_Given data_

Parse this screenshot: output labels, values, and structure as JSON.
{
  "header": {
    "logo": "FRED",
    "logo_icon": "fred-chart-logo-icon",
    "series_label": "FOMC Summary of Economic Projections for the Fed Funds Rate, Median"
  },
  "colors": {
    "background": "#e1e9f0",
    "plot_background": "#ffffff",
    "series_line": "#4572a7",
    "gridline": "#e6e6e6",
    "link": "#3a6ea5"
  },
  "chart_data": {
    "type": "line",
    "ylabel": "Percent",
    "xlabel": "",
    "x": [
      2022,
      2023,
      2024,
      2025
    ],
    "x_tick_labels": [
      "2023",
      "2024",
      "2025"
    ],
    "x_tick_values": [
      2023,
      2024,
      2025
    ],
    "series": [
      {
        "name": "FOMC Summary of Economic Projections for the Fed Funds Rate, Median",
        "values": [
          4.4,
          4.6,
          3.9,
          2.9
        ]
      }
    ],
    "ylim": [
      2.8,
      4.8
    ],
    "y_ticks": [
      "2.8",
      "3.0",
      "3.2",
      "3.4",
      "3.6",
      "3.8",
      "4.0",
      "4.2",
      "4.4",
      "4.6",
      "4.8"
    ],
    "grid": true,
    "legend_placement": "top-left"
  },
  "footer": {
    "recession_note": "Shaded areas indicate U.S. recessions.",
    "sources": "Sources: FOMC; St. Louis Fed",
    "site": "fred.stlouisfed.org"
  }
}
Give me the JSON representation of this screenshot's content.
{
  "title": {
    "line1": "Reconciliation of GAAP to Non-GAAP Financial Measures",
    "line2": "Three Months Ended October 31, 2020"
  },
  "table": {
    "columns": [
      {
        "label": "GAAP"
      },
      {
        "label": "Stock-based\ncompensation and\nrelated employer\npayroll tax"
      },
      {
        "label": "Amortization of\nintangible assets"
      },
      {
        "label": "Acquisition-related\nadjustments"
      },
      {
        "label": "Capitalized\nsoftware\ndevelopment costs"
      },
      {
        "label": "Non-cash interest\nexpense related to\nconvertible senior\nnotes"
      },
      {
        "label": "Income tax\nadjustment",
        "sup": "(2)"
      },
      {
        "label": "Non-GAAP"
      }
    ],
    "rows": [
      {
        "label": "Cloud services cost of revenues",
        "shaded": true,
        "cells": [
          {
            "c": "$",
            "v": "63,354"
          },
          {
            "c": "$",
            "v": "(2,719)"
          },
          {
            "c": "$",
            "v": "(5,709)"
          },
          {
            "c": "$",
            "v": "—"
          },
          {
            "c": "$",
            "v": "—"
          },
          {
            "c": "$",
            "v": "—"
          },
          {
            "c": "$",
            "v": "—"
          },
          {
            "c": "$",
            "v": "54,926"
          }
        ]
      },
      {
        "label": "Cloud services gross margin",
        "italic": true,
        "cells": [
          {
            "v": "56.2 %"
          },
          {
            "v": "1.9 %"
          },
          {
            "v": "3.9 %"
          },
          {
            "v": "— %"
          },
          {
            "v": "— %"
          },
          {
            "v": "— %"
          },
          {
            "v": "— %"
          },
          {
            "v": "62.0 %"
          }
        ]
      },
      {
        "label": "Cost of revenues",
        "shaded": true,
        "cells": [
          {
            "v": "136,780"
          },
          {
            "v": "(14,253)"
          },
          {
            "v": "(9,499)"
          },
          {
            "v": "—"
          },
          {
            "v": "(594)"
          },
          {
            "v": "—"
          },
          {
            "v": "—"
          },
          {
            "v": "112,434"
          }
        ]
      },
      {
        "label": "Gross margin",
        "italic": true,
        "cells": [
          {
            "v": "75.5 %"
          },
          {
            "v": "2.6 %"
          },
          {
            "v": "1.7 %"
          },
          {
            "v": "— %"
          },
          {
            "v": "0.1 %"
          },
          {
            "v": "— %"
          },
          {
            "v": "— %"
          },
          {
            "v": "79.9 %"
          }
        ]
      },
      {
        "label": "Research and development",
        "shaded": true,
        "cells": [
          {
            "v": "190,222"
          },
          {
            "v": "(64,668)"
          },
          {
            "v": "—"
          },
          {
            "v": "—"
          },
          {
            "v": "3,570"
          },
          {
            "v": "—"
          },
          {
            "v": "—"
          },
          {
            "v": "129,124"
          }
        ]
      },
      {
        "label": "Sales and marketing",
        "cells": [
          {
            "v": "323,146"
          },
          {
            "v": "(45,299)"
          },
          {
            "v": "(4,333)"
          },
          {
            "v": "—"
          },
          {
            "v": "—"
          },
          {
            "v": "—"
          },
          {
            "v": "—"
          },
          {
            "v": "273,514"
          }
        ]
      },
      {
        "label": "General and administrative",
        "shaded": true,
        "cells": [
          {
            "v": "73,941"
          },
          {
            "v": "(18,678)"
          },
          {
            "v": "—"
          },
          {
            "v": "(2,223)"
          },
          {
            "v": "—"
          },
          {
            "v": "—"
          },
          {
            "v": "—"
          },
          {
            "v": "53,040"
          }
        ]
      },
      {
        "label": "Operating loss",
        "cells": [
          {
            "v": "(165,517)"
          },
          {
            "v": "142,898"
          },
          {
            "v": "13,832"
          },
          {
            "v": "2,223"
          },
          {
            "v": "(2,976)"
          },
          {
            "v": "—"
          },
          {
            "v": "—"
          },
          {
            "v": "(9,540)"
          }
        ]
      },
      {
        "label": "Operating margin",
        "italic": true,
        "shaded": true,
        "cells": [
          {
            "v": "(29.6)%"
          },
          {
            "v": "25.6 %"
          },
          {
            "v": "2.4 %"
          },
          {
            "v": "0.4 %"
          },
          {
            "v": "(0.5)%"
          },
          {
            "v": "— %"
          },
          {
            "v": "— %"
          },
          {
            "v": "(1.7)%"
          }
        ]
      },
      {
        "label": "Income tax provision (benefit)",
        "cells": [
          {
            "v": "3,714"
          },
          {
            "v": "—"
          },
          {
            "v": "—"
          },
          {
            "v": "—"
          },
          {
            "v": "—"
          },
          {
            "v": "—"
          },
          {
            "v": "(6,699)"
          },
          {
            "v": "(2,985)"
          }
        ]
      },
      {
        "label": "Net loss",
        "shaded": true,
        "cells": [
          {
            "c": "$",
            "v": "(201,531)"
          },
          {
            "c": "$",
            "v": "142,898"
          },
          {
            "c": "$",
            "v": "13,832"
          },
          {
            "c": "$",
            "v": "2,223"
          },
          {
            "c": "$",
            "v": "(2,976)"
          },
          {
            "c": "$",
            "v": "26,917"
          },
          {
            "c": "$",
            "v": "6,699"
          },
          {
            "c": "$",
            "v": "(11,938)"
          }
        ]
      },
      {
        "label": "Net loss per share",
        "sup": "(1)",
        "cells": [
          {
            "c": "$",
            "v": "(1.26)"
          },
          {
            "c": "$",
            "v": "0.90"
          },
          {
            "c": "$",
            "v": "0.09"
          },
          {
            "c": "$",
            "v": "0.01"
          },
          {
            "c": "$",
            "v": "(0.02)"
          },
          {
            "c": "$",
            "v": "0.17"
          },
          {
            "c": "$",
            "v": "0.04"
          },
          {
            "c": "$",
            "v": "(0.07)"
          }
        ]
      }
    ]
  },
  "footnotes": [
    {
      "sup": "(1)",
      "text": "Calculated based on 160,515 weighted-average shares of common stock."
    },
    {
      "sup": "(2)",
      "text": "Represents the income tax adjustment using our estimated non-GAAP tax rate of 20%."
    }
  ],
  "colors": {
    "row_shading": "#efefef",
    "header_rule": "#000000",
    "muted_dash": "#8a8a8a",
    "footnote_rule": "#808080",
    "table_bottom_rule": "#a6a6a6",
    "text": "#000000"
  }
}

_Job_
Scan the lines above for "Operating", then copy every one that has it.

_Response_
        "label": "Operating loss",
        "label": "Operating margin",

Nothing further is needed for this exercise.